▶ _O QUE FAZER_
(1) Copie de novo o texto sobre o garimpo ilegal, desde "Uma Luta Eficaz" até "apenas 56,13 hectares.", trocando "imagens de satélite" por "registros de satélite".
(2) Responda com base no texto sobre o garimpo ilegal:
(a) De quanto foi a queda, em porcentagem, nas áreas de garimpo ativo na Terra Indígena Yanomami?
(b) Qual foi o prejuízo financeiro estimado para a economia do garimpo ilegal?
(c) Quem coordenou as 9 mil operações?

Uma Luta Eficaz contra o Garimpo Ilegal
Entre março de 2024 e janeiro de 2026, o Centro Gestor e Operacional do Sistema de Proteção da Amazônia (Censipam) registrou uma queda impressionante de 98,77% nas áreas de garimpo ativo na Terra Indígena Yanomami. Utilizando imagens de satélite e sistemas de inteligência, o órgão monitorou com precisão as mudanças nos territórios. No auge da atividade garimpeira, em 2024, o garimpo ilegal ocupava aproximadamente 4.570 hectares, mas até o final de 2025, essa área foi reduzida para apenas 56,13 hectares.
Essa drástica diminuição na ocupação territorial teve um impacto significativo sobre a economia do garimpo ilegal, resultando em prejuízos financeiros estimados em mais de R$ 642 milhões. Essas perdas afetaram não só os pontos de extração, mas também as rotas de abastecimento e escoamento do ouro, dificultando a operação dos garimpeiros.
As 9 mil operações realizadas foram fruto de uma colaboração contínua entre diversas instituições, coordenadas pela Casa de Governo em Roraima. A atuação abrangeu a Força Nacional de Segurança Pública, a Polícia Federal, a Agência Brasileira de Inteligência (ABIN), a Polícia Rodoviária Federal (PRF), o Ministério dos Povos Indígenas (MPI), o Instituto Chico Mendes de Conservação da Biodiversidade (ICMBio), a Fundação Nacional dos Povos Indígenas (Funai), entre outras. Essas ações se basearam em fiscalização em campo, inteligência, controle aéreo e fluvial, além do bloqueio das rotas logísticas utilizadas por invasores.

▶ _MATERIAL EXIBIDO_
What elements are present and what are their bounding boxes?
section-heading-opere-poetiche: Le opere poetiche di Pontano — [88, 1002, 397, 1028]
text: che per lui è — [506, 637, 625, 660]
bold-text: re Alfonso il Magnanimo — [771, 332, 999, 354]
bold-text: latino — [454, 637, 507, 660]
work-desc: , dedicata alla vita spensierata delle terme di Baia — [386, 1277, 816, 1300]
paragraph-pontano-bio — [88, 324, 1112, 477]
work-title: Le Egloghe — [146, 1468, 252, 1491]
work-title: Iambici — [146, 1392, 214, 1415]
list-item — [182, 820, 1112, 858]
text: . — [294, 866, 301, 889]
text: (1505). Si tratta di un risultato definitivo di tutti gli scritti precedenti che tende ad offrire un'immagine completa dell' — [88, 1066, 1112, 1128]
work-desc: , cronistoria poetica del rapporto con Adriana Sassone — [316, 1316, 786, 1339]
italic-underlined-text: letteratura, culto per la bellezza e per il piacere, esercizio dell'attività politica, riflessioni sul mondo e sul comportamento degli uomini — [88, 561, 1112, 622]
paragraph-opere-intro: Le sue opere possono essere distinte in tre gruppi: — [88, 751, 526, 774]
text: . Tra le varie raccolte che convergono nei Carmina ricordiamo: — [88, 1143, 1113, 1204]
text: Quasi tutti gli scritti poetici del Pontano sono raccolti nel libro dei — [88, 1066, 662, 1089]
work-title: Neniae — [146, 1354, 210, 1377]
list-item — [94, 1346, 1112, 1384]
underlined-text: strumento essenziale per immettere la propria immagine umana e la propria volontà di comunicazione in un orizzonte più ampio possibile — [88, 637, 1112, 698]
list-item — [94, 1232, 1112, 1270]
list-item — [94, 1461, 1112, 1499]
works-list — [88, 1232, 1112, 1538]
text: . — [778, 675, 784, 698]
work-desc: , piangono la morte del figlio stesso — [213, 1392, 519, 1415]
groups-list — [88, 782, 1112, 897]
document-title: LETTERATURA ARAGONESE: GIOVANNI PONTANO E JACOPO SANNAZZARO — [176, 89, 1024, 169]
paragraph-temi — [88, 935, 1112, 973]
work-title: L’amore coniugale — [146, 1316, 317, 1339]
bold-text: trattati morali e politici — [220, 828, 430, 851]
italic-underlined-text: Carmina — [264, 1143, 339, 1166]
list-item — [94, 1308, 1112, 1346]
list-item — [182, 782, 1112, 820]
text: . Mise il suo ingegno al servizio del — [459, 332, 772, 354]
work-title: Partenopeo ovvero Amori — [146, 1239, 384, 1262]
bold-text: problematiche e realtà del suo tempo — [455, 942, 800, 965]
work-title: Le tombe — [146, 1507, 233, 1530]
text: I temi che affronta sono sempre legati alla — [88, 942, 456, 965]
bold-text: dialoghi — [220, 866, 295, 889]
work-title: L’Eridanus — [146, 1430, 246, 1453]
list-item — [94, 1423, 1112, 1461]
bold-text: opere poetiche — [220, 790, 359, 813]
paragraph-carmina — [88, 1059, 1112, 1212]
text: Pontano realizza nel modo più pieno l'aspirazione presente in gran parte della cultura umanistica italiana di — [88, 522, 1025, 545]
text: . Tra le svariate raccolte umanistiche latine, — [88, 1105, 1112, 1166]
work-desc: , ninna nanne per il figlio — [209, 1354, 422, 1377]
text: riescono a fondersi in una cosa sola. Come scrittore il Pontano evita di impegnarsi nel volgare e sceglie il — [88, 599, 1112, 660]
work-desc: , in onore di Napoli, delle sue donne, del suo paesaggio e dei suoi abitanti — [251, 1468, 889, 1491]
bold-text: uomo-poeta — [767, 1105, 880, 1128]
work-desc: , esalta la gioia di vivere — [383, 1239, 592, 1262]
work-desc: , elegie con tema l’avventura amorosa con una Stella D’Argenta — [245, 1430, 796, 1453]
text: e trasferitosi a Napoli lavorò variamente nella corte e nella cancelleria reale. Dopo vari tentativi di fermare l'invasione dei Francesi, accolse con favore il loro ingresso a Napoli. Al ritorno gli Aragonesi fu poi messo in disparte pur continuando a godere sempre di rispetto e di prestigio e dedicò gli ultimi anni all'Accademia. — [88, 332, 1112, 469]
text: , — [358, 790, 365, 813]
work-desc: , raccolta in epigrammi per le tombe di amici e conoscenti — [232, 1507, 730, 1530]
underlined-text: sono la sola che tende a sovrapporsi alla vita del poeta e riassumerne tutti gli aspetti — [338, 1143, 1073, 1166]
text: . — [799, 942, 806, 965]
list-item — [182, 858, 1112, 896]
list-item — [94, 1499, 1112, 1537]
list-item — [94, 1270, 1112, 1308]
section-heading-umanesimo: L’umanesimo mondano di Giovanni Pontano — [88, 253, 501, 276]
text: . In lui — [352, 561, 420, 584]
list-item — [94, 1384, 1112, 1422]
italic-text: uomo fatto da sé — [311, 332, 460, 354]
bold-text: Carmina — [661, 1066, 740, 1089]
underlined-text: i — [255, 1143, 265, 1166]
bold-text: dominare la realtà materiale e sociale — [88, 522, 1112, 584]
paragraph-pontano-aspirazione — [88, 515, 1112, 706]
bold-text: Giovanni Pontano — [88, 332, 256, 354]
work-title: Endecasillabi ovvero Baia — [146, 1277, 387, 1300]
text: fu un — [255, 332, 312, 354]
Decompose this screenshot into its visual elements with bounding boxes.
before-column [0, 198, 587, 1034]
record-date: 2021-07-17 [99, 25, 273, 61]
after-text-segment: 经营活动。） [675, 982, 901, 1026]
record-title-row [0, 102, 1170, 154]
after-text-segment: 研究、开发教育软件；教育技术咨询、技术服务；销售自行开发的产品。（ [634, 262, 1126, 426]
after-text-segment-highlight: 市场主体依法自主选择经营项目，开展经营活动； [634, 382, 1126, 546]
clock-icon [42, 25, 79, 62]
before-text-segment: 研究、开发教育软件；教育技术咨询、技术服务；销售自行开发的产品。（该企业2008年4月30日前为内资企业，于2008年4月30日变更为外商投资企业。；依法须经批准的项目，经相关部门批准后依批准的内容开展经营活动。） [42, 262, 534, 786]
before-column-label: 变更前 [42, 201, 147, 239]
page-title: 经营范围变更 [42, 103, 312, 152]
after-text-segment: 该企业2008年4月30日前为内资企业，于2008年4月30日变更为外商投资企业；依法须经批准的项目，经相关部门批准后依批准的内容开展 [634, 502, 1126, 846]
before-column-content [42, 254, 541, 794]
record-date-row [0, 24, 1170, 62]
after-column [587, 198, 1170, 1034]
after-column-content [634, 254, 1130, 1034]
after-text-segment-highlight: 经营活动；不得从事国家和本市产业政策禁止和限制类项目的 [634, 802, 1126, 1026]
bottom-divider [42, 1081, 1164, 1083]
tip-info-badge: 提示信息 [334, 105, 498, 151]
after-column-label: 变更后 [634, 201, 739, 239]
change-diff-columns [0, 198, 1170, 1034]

▶ _RESPOSTAS EM ORDEM_
(1)
Uma Luta Eficaz contra o Garimpo Ilegal
Entre março de 2024 e janeiro de 2026, o Centro Gestor e Operacional do Sistema de Proteção da Amazônia (Censipam) registrou uma queda impressionante de 98,77% nas áreas de garimpo ativo na Terra Indígena Yanomami. Utilizando registros de satélite e sistemas de inteligência, o órgão monitorou com precisão as mudanças nos territórios. No auge da atividade garimpeira, em 2024, o garimpo ilegal ocupava aproximadamente 4.570 hectares, mas até o final de 2025, essa área foi reduzida para apenas 56,13 hectares.

(2)
(a) 98,77%.
(b) Mais de R$ 642 milhões.
(c) A Casa de Governo em Roraima.